-- The task --
Reproduce each record below exactly as written.

Stored records:

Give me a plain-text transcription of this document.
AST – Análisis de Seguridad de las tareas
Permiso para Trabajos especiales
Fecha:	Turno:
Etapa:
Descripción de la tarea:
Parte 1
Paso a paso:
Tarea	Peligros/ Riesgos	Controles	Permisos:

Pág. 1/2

-- Solution to this exercise --
Give me a plain-text transcription of this document.
AST – Análisis de Seguridad de las tareas
Permiso para Trabajos especiales
Fecha:	Turno:
Etapa:
Descripción de la tarea:
Parte 1
Paso a paso:
Tarea	Peligros/ Riesgos	Controles	Permisos:

Pág. 1/2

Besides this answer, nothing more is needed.